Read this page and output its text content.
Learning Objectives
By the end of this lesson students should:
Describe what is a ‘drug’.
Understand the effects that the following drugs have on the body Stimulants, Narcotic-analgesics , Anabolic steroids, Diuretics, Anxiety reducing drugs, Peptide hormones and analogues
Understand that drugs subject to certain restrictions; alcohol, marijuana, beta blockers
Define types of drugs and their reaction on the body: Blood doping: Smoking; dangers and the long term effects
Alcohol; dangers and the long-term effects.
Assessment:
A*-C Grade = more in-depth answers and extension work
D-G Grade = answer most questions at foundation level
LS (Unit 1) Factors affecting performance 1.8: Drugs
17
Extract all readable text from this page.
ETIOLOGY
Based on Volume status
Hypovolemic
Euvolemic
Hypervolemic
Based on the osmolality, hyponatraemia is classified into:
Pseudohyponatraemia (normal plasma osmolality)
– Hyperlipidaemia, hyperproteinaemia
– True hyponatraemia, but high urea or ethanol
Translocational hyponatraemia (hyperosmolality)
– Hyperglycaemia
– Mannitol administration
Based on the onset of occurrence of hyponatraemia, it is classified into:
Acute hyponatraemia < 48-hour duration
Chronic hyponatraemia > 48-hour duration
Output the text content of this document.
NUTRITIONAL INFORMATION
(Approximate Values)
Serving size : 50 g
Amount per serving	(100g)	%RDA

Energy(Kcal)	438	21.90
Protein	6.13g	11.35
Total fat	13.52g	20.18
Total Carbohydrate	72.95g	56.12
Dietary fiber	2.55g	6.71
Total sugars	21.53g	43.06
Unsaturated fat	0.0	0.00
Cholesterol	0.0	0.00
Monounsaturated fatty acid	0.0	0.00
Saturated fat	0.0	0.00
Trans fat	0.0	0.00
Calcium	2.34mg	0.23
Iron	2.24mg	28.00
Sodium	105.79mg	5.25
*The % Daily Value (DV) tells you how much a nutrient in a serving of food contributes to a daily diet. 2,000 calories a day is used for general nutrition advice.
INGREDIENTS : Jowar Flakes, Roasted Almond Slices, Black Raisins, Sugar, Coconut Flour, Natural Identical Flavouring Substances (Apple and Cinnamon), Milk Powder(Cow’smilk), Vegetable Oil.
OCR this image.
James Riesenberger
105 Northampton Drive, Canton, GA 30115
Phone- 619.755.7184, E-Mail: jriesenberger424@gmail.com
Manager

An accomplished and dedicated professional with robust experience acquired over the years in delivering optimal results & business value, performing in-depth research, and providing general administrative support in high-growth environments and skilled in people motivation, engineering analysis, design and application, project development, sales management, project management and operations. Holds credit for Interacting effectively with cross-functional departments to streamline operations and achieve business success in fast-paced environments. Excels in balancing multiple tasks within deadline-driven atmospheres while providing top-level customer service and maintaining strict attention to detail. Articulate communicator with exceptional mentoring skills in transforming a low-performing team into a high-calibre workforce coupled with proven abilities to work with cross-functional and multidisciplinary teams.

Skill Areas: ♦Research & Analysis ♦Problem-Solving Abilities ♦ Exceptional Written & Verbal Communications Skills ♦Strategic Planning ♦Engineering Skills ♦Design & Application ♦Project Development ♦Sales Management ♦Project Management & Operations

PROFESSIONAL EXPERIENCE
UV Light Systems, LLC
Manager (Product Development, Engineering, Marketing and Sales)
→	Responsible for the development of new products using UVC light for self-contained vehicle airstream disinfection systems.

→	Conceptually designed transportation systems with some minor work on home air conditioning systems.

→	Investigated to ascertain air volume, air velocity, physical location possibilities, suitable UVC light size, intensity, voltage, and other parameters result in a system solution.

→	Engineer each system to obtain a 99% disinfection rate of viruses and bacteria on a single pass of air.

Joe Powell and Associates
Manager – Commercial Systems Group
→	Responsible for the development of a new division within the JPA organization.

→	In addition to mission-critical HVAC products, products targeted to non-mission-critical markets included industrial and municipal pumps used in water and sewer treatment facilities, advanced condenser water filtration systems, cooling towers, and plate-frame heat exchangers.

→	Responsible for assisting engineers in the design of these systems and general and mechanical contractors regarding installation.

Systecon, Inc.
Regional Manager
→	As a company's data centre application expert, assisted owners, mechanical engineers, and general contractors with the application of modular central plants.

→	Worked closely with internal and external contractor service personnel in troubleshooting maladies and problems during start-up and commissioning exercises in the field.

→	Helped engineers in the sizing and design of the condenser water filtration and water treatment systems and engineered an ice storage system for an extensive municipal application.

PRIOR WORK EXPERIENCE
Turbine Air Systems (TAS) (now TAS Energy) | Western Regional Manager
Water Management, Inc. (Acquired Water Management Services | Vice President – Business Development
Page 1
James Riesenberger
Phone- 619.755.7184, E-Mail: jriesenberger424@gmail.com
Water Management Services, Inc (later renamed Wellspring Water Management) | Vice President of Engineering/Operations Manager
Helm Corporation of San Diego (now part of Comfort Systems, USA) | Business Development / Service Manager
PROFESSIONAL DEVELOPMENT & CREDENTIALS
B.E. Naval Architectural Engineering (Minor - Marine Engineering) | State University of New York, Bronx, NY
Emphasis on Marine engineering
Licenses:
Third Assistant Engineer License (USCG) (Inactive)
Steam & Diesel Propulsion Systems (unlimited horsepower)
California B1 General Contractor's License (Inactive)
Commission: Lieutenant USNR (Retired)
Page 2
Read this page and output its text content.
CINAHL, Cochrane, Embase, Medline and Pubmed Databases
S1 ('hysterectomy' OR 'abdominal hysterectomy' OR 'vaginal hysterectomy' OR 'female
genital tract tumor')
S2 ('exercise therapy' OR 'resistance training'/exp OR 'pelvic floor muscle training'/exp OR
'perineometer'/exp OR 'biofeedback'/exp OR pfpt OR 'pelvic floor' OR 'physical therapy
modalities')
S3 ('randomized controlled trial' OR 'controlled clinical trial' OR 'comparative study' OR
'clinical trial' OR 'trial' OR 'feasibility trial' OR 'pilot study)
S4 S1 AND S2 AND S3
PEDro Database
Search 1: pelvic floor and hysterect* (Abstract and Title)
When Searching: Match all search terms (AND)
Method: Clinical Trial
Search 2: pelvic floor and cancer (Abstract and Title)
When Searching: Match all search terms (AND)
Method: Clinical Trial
■ ■ ■ ■
> [Problem to solve]: Search the data for the string "pelvic". List each line that has it.

> [Result of this exercise]:
S2 ('exercise therapy' OR 'resistance training'/exp OR 'pelvic floor muscle training'/exp OR
'perineometer'/exp OR 'biofeedback'/exp OR pfpt OR 'pelvic floor' OR 'physical therapy
Search 1: pelvic floor and hysterect* (Abstract and Title)
Search 2: pelvic floor and cancer (Abstract and Title)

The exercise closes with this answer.